Recorded data:
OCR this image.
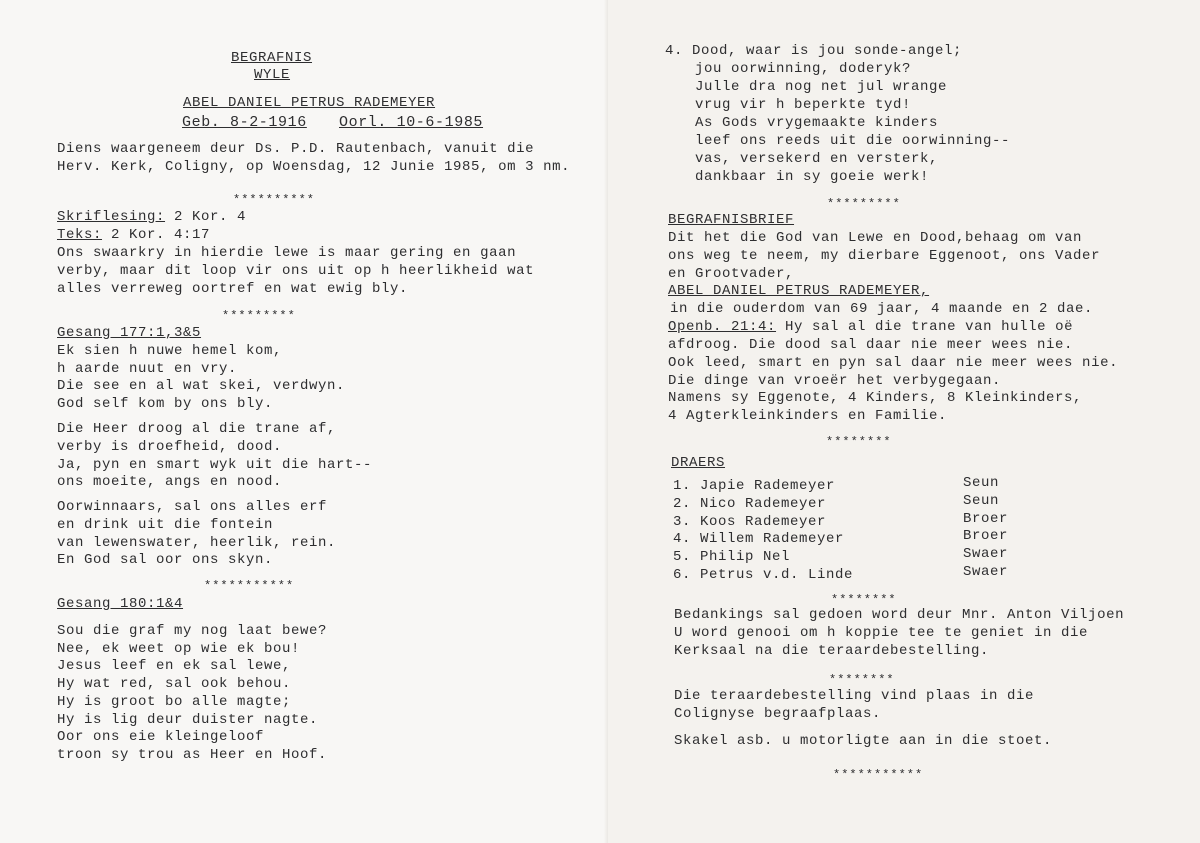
BEGRAFNIS
WYLE
ABEL DANIEL PETRUS RADEMEYER
Geb. 8-2-1916 Oorl. 10-6-1985
Diens waargeneem deur Ds. P.D. Rautenbach, vanuit die
Herv. Kerk, Coligny, op Woensdag, 12 Junie 1985, om 3 nm.
**********
Skriflesing: 2 Kor. 4
Teks: 2 Kor. 4:17
Ons swaarkry in hierdie lewe is maar gering en gaan
verby, maar dit loop vir ons uit op h heerlikheid wat
alles verreweg oortref en wat ewig bly.
*********
Gesang 177:1,3&5
Ek sien h nuwe hemel kom,
h aarde nuut en vry.
Die see en al wat skei, verdwyn.
God self kom by ons bly.
Die Heer droog al die trane af,
verby is droefheid, dood.
Ja, pyn en smart wyk uit die hart--
ons moeite, angs en nood.
Oorwinnaars, sal ons alles erf
en drink uit die fontein
van lewenswater, heerlik, rein.
En God sal oor ons skyn.
***********
Gesang 180:1&4
Sou die graf my nog laat bewe?
Nee, ek weet op wie ek bou!
Jesus leef en ek sal lewe,
Hy wat red, sal ook behou.
Hy is groot bo alle magte;
Hy is lig deur duister nagte.
Oor ons eie kleingeloof
troon sy trou as Heer en Hoof.
4. Dood, waar is jou sonde-angel;
jou oorwinning, doderyk?
Julle dra nog net jul wrange
vrug vir h beperkte tyd!
As Gods vrygemaakte kinders
leef ons reeds uit die oorwinning--
vas, versekerd en versterk,
dankbaar in sy goeie werk!
*********
BEGRAFNISBRIEF
Dit het die God van Lewe en Dood,behaag om van
ons weg te neem, my dierbare Eggenoot, ons Vader
en Grootvader,
ABEL DANIEL PETRUS RADEMEYER,
in die ouderdom van 69 jaar, 4 maande en 2 dae.
Openb. 21:4: Hy sal al die trane van hulle oë
afdroog. Die dood sal daar nie meer wees nie.
Ook leed, smart en pyn sal daar nie meer wees nie.
Die dinge van vroeër het verbygegaan.
Namens sy Eggenote, 4 Kinders, 8 Kleinkinders,
4 Agterkleinkinders en Familie.
********
DRAERS
1. Japie Rademeyer	Seun
2. Nico Rademeyer	Seun
3. Koos Rademeyer	Broer
4. Willem Rademeyer	Broer
5. Philip Nel	Swaer
6. Petrus v.d. Linde	Swaer
********
Bedankings sal gedoen word deur Mnr. Anton Viljoen
U word genooi om h koppie tee te geniet in die
Kerksaal na die teraardebestelling.
********
Die teraardebestelling vind plaas in die
Colignyse begraafplaas.
Skakel asb. u motorligte aan in die stoet.
***********
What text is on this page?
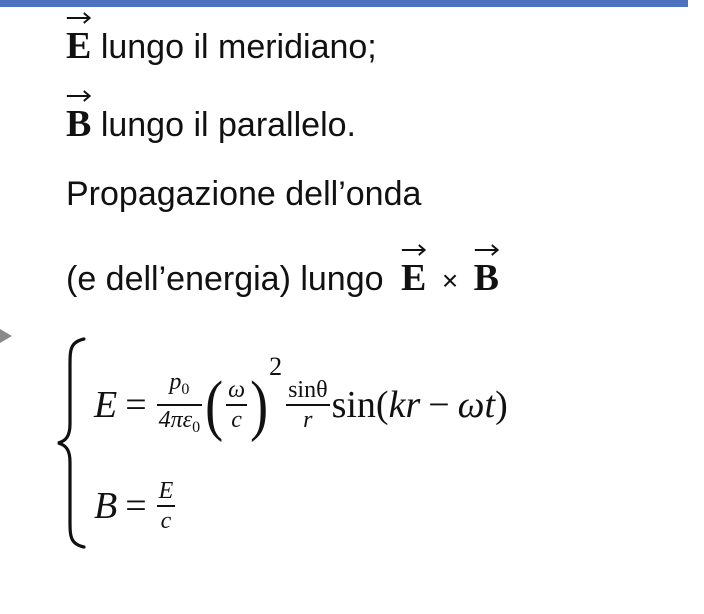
E lungo il meridiano;
B lungo il parallelo.
Propagazione dell’onda
(e dell’energia) lungo E × B
$E = \frac{p_0}{4\pi\varepsilon_0}$ ( $\frac{\omega}{c}$ )
2
$\frac{\sin\theta}{r} \sin$( kr − ωt )
$B = \frac{E}{c}$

**STATED EXERCISE**: Transcribe all the lines above exactly, apart from the pictures.

**WRITTEN SOLUTION**:
OCR this image.
BEGRAFNIS
WYLE
ABEL DANIEL PETRUS RADEMEYER
Geb. 8-2-1916 Oorl. 10-6-1985
Diens waargeneem deur Ds. P.D. Rautenbach, vanuit die
Herv. Kerk, Coligny, op Woensdag, 12 Junie 1985, om 3 nm.
**********
Skriflesing: 2 Kor. 4
Teks: 2 Kor. 4:17
Ons swaarkry in hierdie lewe is maar gering en gaan
verby, maar dit loop vir ons uit op h heerlikheid wat
alles verreweg oortref en wat ewig bly.
*********
Gesang 177:1,3&5
Ek sien h nuwe hemel kom,
h aarde nuut en vry.
Die see en al wat skei, verdwyn.
God self kom by ons bly.
Die Heer droog al die trane af,
verby is droefheid, dood.
Ja, pyn en smart wyk uit die hart--
ons moeite, angs en nood.
Oorwinnaars, sal ons alles erf
en drink uit die fontein
van lewenswater, heerlik, rein.
En God sal oor ons skyn.
***********
Gesang 180:1&4
Sou die graf my nog laat bewe?
Nee, ek weet op wie ek bou!
Jesus leef en ek sal lewe,
Hy wat red, sal ook behou.
Hy is groot bo alle magte;
Hy is lig deur duister nagte.
Oor ons eie kleingeloof
troon sy trou as Heer en Hoof.
4. Dood, waar is jou sonde-angel;
jou oorwinning, doderyk?
Julle dra nog net jul wrange
vrug vir h beperkte tyd!
As Gods vrygemaakte kinders
leef ons reeds uit die oorwinning--
vas, versekerd en versterk,
dankbaar in sy goeie werk!
*********
BEGRAFNISBRIEF
Dit het die God van Lewe en Dood,behaag om van
ons weg te neem, my dierbare Eggenoot, ons Vader
en Grootvader,
ABEL DANIEL PETRUS RADEMEYER,
in die ouderdom van 69 jaar, 4 maande en 2 dae.
Openb. 21:4: Hy sal al die trane van hulle oë
afdroog. Die dood sal daar nie meer wees nie.
Ook leed, smart en pyn sal daar nie meer wees nie.
Die dinge van vroeër het verbygegaan.
Namens sy Eggenote, 4 Kinders, 8 Kleinkinders,
4 Agterkleinkinders en Familie.
********
DRAERS
1. Japie Rademeyer	Seun
2. Nico Rademeyer	Seun
3. Koos Rademeyer	Broer
4. Willem Rademeyer	Broer
5. Philip Nel	Swaer
6. Petrus v.d. Linde	Swaer
********
Bedankings sal gedoen word deur Mnr. Anton Viljoen
U word genooi om h koppie tee te geniet in die
Kerksaal na die teraardebestelling.
********
Die teraardebestelling vind plaas in die
Colignyse begraafplaas.
Skakel asb. u motorligte aan in die stoet.
***********
What text is on this page?
E lungo il meridiano;
B lungo il parallelo.
Propagazione dell’onda
(e dell’energia) lungo E × B
$E = \frac{p_0}{4\pi\varepsilon_0}$ ( $\frac{\omega}{c}$ )
2
$\frac{\sin\theta}{r} \sin$( kr − ωt )
$B = \frac{E}{c}$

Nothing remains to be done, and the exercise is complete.